[Extracts from a graphics dataset]
/---

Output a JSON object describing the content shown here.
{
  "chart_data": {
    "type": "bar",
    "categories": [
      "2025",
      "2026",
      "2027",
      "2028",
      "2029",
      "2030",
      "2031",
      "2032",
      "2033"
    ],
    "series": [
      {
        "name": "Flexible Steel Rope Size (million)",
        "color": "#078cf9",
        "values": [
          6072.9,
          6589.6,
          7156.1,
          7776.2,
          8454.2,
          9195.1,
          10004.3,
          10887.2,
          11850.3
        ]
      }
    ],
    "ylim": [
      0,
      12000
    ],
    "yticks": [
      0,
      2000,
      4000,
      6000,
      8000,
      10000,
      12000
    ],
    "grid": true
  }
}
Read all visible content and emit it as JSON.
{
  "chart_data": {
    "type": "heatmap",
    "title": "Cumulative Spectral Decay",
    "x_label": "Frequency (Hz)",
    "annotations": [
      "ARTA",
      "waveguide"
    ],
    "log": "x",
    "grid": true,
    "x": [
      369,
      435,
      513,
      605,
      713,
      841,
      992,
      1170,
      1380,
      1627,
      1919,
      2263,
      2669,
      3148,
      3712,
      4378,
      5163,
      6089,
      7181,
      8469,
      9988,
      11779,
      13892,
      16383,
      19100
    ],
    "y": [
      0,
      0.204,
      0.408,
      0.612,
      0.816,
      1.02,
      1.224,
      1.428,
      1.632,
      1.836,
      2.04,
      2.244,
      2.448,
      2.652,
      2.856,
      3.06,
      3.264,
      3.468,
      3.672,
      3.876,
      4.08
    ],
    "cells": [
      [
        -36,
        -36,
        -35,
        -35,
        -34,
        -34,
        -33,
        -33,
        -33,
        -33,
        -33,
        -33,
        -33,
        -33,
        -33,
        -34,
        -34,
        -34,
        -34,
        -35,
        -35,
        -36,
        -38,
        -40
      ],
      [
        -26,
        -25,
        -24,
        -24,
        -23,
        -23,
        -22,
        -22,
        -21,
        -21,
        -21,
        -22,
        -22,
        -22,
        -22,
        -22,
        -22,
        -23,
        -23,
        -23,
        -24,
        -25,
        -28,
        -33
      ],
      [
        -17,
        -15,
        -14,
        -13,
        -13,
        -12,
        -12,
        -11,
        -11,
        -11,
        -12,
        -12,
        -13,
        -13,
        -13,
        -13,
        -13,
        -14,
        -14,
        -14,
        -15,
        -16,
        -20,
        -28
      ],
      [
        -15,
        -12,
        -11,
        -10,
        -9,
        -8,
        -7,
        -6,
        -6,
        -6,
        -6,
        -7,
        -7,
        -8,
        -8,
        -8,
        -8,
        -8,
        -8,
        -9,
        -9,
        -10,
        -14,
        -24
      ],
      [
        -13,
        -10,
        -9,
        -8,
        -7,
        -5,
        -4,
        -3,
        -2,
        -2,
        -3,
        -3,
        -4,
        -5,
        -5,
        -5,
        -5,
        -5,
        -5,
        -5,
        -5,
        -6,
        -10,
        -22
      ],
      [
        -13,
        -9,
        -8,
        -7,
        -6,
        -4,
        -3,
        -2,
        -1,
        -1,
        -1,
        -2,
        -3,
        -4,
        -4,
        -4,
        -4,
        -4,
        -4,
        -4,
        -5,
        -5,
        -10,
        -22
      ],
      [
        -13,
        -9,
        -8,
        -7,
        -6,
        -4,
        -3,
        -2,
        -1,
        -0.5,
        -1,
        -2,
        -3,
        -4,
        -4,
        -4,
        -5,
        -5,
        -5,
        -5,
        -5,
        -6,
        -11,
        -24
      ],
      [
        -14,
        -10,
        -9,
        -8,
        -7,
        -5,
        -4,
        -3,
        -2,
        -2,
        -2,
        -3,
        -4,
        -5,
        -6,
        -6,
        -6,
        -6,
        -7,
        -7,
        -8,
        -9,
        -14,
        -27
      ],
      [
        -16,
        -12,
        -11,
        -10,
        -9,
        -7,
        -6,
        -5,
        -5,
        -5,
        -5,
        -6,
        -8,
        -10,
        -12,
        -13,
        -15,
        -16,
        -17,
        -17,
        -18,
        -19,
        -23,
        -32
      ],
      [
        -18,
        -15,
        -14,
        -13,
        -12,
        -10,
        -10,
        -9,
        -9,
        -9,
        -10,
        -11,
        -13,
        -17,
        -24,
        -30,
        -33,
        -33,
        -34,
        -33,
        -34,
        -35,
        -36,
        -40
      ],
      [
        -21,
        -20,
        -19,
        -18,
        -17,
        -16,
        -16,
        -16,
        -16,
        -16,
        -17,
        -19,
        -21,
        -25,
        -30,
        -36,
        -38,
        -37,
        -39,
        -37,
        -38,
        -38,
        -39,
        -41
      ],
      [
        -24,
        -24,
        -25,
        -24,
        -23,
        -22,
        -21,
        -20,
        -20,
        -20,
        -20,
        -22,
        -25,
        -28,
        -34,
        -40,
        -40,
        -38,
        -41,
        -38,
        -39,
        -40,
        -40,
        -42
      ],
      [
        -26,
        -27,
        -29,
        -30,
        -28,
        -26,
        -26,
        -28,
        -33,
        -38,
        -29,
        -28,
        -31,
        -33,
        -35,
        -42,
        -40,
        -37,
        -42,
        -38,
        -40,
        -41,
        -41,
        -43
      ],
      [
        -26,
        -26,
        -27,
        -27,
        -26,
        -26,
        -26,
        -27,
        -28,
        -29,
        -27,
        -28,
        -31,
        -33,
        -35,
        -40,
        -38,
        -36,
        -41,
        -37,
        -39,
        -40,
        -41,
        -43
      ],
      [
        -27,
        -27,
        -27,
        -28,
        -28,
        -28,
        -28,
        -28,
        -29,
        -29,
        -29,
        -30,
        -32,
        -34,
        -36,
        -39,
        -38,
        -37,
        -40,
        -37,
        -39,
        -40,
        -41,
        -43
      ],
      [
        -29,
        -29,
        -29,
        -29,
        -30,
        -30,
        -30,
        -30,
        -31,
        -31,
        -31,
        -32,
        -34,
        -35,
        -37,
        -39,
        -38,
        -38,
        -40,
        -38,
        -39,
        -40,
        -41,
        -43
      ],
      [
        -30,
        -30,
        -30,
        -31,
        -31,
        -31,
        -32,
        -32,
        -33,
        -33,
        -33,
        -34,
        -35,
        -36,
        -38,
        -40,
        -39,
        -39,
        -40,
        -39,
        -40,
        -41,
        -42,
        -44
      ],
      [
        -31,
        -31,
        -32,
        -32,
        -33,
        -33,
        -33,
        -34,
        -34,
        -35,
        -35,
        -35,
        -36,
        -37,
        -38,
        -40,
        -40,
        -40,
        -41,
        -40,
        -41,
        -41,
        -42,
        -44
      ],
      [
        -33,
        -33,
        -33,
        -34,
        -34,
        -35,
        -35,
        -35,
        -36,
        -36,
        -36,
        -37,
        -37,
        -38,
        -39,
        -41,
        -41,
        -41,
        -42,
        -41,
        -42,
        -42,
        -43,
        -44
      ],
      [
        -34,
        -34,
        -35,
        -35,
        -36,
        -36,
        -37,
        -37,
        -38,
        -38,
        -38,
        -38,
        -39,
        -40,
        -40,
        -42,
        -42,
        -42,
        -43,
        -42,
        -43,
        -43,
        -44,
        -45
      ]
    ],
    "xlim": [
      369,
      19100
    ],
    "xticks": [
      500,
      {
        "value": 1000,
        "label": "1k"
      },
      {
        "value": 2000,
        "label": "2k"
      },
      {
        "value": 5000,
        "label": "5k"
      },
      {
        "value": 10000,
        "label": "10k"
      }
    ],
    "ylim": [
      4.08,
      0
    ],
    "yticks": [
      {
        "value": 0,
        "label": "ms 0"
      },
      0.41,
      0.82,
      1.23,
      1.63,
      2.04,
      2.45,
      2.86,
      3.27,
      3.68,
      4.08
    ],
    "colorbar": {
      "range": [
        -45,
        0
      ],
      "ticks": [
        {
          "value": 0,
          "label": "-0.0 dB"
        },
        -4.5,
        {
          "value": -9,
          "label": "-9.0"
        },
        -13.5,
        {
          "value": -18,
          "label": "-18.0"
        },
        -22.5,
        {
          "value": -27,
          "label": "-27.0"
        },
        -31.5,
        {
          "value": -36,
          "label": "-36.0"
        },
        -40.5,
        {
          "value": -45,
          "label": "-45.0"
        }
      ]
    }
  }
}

\---

| Problem details |
Identify every line holding the word "JSON" and copy it out.

| Solution |
Output a JSON object describing the content shown here.
Read all visible content and emit it as JSON.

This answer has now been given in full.